Supplied records:
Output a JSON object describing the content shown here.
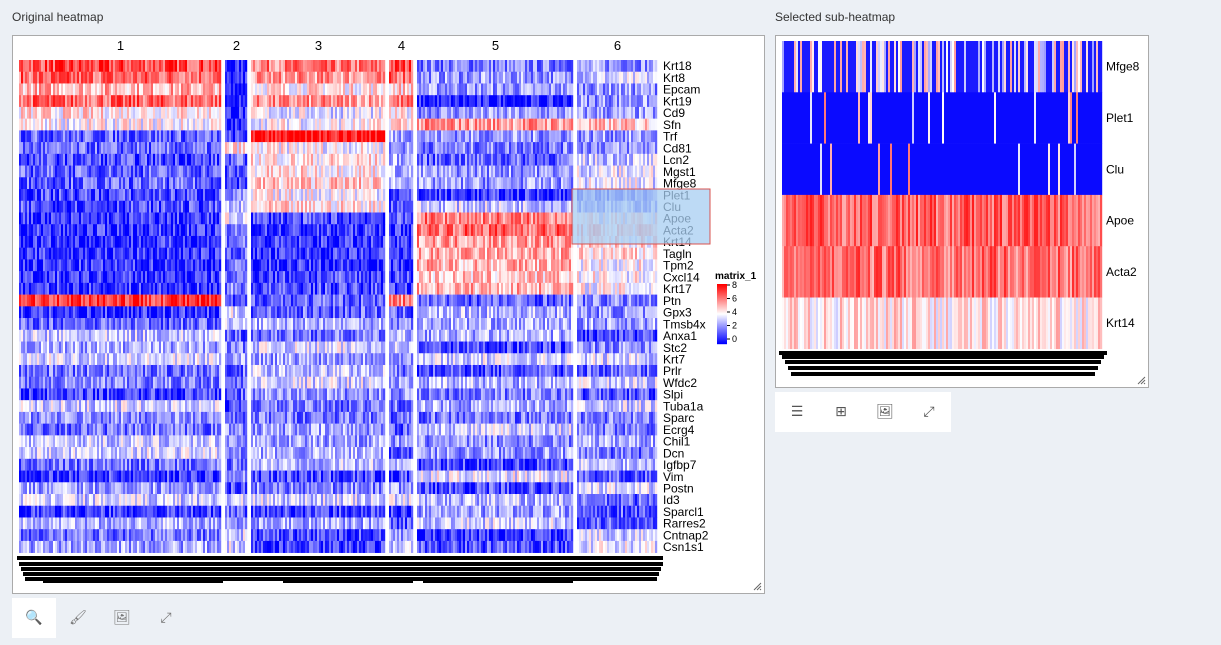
{
  "original": {
    "title": "Original heatmap",
    "columns": [
      {
        "label": "1"
      },
      {
        "label": "2"
      },
      {
        "label": "3"
      },
      {
        "label": "4"
      },
      {
        "label": "5"
      },
      {
        "label": "6"
      }
    ],
    "genes": [
      "Krt18",
      "Krt8",
      "Epcam",
      "Krt19",
      "Cd9",
      "Sfn",
      "Trf",
      "Cd81",
      "Lcn2",
      "Mgst1",
      "Mfge8",
      "Plet1",
      "Clu",
      "Apoe",
      "Acta2",
      "Krt14",
      "Tagln",
      "Tpm2",
      "Cxcl14",
      "Krt17",
      "Ptn",
      "Gpx3",
      "Tmsb4x",
      "Anxa1",
      "Stc2",
      "Krt7",
      "Prlr",
      "Wfdc2",
      "Slpi",
      "Tuba1a",
      "Sparc",
      "Ecrg4",
      "Chil1",
      "Dcn",
      "Igfbp7",
      "Vim",
      "Postn",
      "Id3",
      "Sparcl1",
      "Rarres2",
      "Cntnap2",
      "Csn1s1"
    ],
    "legend": {
      "title": "matrix_1",
      "ticks": [
        "8",
        "6",
        "4",
        "2",
        "0"
      ]
    },
    "toolbar": [
      {
        "name": "search-icon",
        "glyph": "🔍"
      },
      {
        "name": "brush-icon",
        "glyph": "🖌"
      },
      {
        "name": "image-icon",
        "glyph": "🖼"
      },
      {
        "name": "expand-icon",
        "glyph": "⤢"
      }
    ]
  },
  "sub": {
    "title": "Selected sub-heatmap",
    "genes": [
      "Mfge8",
      "Plet1",
      "Clu",
      "Apoe",
      "Acta2",
      "Krt14"
    ],
    "toolbar": [
      {
        "name": "checklist-icon",
        "glyph": "☰"
      },
      {
        "name": "table-icon",
        "glyph": "⊞"
      },
      {
        "name": "image-icon",
        "glyph": "🖼"
      },
      {
        "name": "expand-icon",
        "glyph": "⤢"
      }
    ]
  },
  "colors": {
    "low": "#0000ff",
    "mid": "#ffffff",
    "high": "#ff0000",
    "selection": "#a7cdf2",
    "selection_border": "#d9534f"
  }
}
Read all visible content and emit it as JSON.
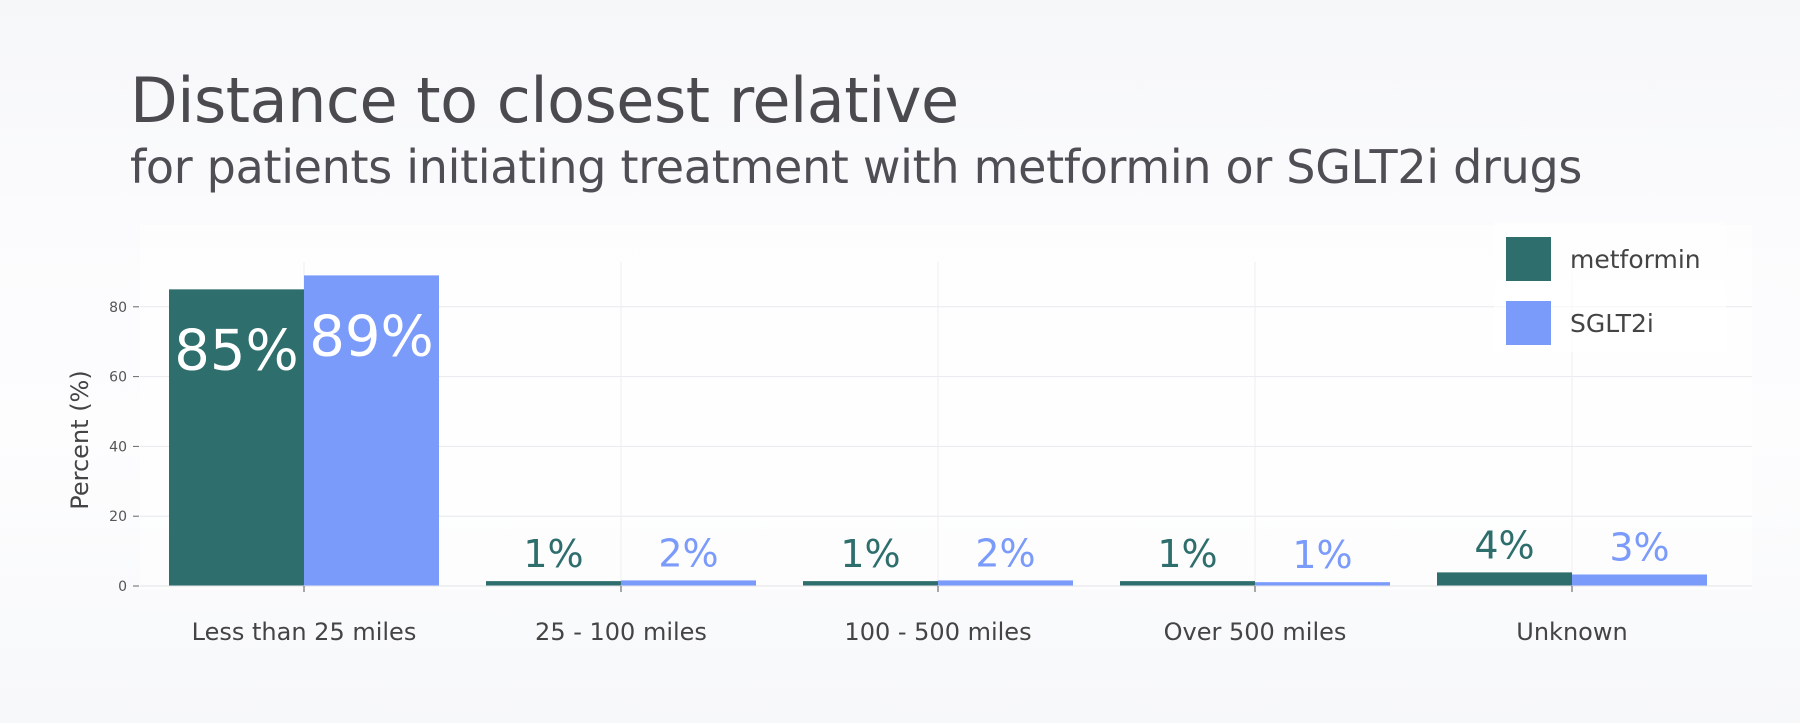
{
  "chart_data": {
    "type": "bar",
    "title": "Distance to closest relative",
    "subtitle": "for patients initiating treatment with metformin or SGLT2i drugs",
    "xlabel": "",
    "ylabel": "Percent (%)",
    "ylim": [
      0,
      93
    ],
    "yticks": [
      0,
      20,
      40,
      60,
      80
    ],
    "grid": true,
    "legend_position": "top-right",
    "categories": [
      "Less than 25 miles",
      "25 - 100 miles",
      "100 - 500 miles",
      "Over 500 miles",
      "Unknown"
    ],
    "series": [
      {
        "name": "metformin",
        "color": "#2e6e6d",
        "values": [
          85,
          1.4,
          1.4,
          1.4,
          3.9
        ],
        "labels": [
          "85%",
          "1%",
          "1%",
          "1%",
          "4%"
        ]
      },
      {
        "name": "SGLT2i",
        "color": "#7b9bfb",
        "values": [
          89,
          1.6,
          1.6,
          1.1,
          3.3
        ],
        "labels": [
          "89%",
          "2%",
          "2%",
          "1%",
          "3%"
        ]
      }
    ]
  }
}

Exercise: Nothing but the text of the listing should be set down, exactly, with the pictures left behind.

Answer to this task:
Output a JSON object describing the content shown here.
{
  "original": {
    "title": "Original heatmap",
    "columns": [
      {
        "label": "1"
      },
      {
        "label": "2"
      },
      {
        "label": "3"
      },
      {
        "label": "4"
      },
      {
        "label": "5"
      },
      {
        "label": "6"
      }
    ],
    "genes": [
      "Krt18",
      "Krt8",
      "Epcam",
      "Krt19",
      "Cd9",
      "Sfn",
      "Trf",
      "Cd81",
      "Lcn2",
      "Mgst1",
      "Mfge8",
      "Plet1",
      "Clu",
      "Apoe",
      "Acta2",
      "Krt14",
      "Tagln",
      "Tpm2",
      "Cxcl14",
      "Krt17",
      "Ptn",
      "Gpx3",
      "Tmsb4x",
      "Anxa1",
      "Stc2",
      "Krt7",
      "Prlr",
      "Wfdc2",
      "Slpi",
      "Tuba1a",
      "Sparc",
      "Ecrg4",
      "Chil1",
      "Dcn",
      "Igfbp7",
      "Vim",
      "Postn",
      "Id3",
      "Sparcl1",
      "Rarres2",
      "Cntnap2",
      "Csn1s1"
    ],
    "legend": {
      "title": "matrix_1",
      "ticks": [
        "8",
        "6",
        "4",
        "2",
        "0"
      ]
    },
    "toolbar": [
      {
        "name": "search-icon",
        "glyph": "🔍"
      },
      {
        "name": "brush-icon",
        "glyph": "🖌"
      },
      {
        "name": "image-icon",
        "glyph": "🖼"
      },
      {
        "name": "expand-icon",
        "glyph": "⤢"
      }
    ]
  },
  "sub": {
    "title": "Selected sub-heatmap",
    "genes": [
      "Mfge8",
      "Plet1",
      "Clu",
      "Apoe",
      "Acta2",
      "Krt14"
    ],
    "toolbar": [
      {
        "name": "checklist-icon",
        "glyph": "☰"
      },
      {
        "name": "table-icon",
        "glyph": "⊞"
      },
      {
        "name": "image-icon",
        "glyph": "🖼"
      },
      {
        "name": "expand-icon",
        "glyph": "⤢"
      }
    ]
  },
  "colors": {
    "low": "#0000ff",
    "mid": "#ffffff",
    "high": "#ff0000",
    "selection": "#a7cdf2",
    "selection_border": "#d9534f"
  }
}
Read all visible content and emit it as JSON.
{
  "chart_data": {
    "type": "bar",
    "title": "Distance to closest relative",
    "subtitle": "for patients initiating treatment with metformin or SGLT2i drugs",
    "xlabel": "",
    "ylabel": "Percent (%)",
    "ylim": [
      0,
      93
    ],
    "yticks": [
      0,
      20,
      40,
      60,
      80
    ],
    "grid": true,
    "legend_position": "top-right",
    "categories": [
      "Less than 25 miles",
      "25 - 100 miles",
      "100 - 500 miles",
      "Over 500 miles",
      "Unknown"
    ],
    "series": [
      {
        "name": "metformin",
        "color": "#2e6e6d",
        "values": [
          85,
          1.4,
          1.4,
          1.4,
          3.9
        ],
        "labels": [
          "85%",
          "1%",
          "1%",
          "1%",
          "4%"
        ]
      },
      {
        "name": "SGLT2i",
        "color": "#7b9bfb",
        "values": [
          89,
          1.6,
          1.6,
          1.1,
          3.3
        ],
        "labels": [
          "89%",
          "2%",
          "2%",
          "1%",
          "3%"
        ]
      }
    ]
  }
}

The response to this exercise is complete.